_What you will do:_
Answer with a number only: how many lines of the data contain "Gets"?
=== Task inputs ===
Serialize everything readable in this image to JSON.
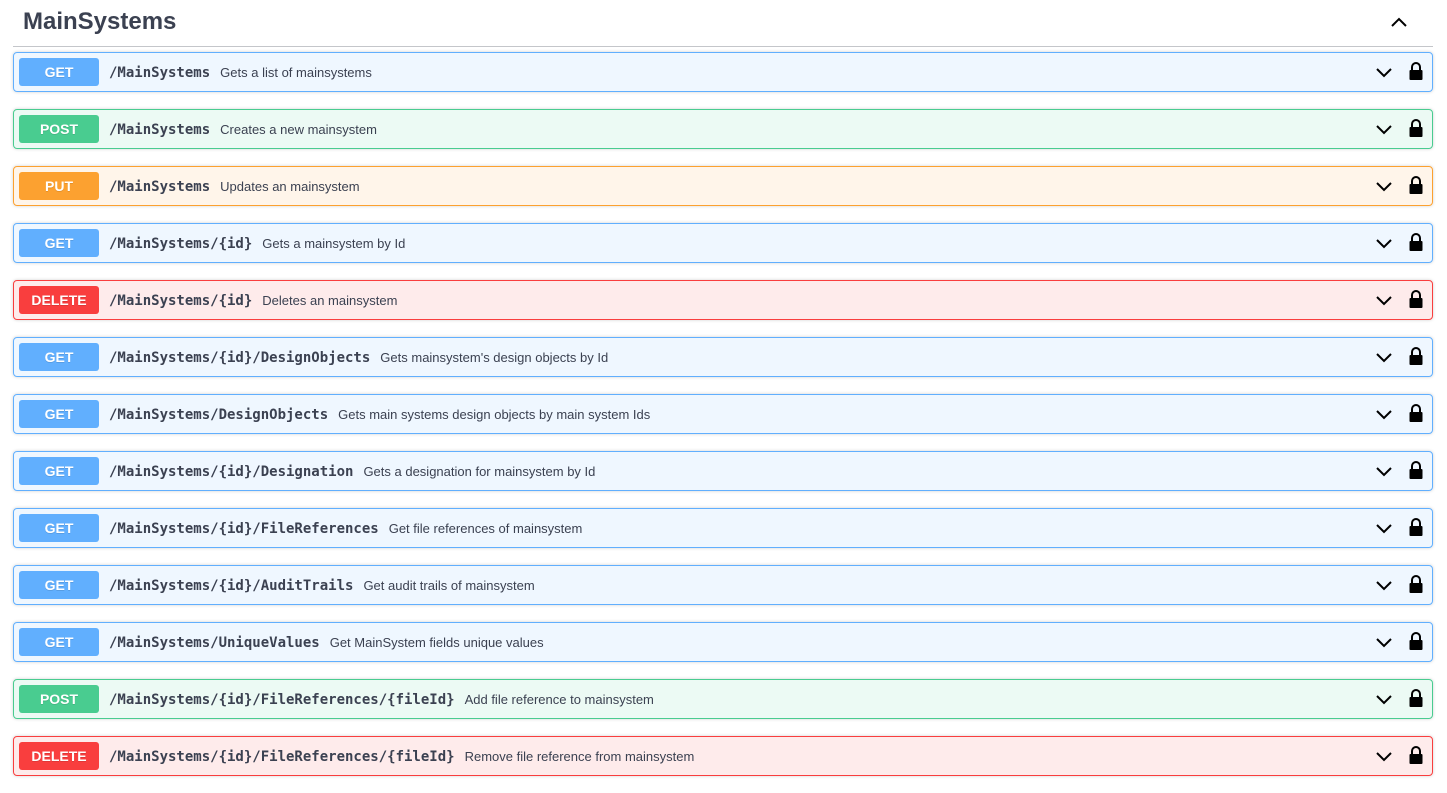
{
  "section": {
    "title": "MainSystems"
  },
  "operations": [
    {
      "method": "GET",
      "path": "/MainSystems",
      "summary": "Gets a list of mainsystems"
    },
    {
      "method": "POST",
      "path": "/MainSystems",
      "summary": "Creates a new mainsystem"
    },
    {
      "method": "PUT",
      "path": "/MainSystems",
      "summary": "Updates an mainsystem"
    },
    {
      "method": "GET",
      "path": "/MainSystems/{id}",
      "summary": "Gets a mainsystem by Id"
    },
    {
      "method": "DELETE",
      "path": "/MainSystems/{id}",
      "summary": "Deletes an mainsystem"
    },
    {
      "method": "GET",
      "path": "/MainSystems/{id}/DesignObjects",
      "summary": "Gets mainsystem's design objects by Id"
    },
    {
      "method": "GET",
      "path": "/MainSystems/DesignObjects",
      "summary": "Gets main systems design objects by main system Ids"
    },
    {
      "method": "GET",
      "path": "/MainSystems/{id}/Designation",
      "summary": "Gets a designation for mainsystem by Id"
    },
    {
      "method": "GET",
      "path": "/MainSystems/{id}/FileReferences",
      "summary": "Get file references of mainsystem"
    },
    {
      "method": "GET",
      "path": "/MainSystems/{id}/AuditTrails",
      "summary": "Get audit trails of mainsystem"
    },
    {
      "method": "GET",
      "path": "/MainSystems/UniqueValues",
      "summary": "Get MainSystem fields unique values"
    },
    {
      "method": "POST",
      "path": "/MainSystems/{id}/FileReferences/{fileId}",
      "summary": "Add file reference to mainsystem"
    },
    {
      "method": "DELETE",
      "path": "/MainSystems/{id}/FileReferences/{fileId}",
      "summary": "Remove file reference from mainsystem"
    }
  ],
  "icons": {
    "collapse": "chevron-up-icon",
    "expand": "chevron-down-icon",
    "lock": "lock-icon"
  },
  "colors": {
    "GET": "#61affe",
    "POST": "#49cc90",
    "PUT": "#fca130",
    "DELETE": "#f93e3e"
  }
}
===
_The answer:_
5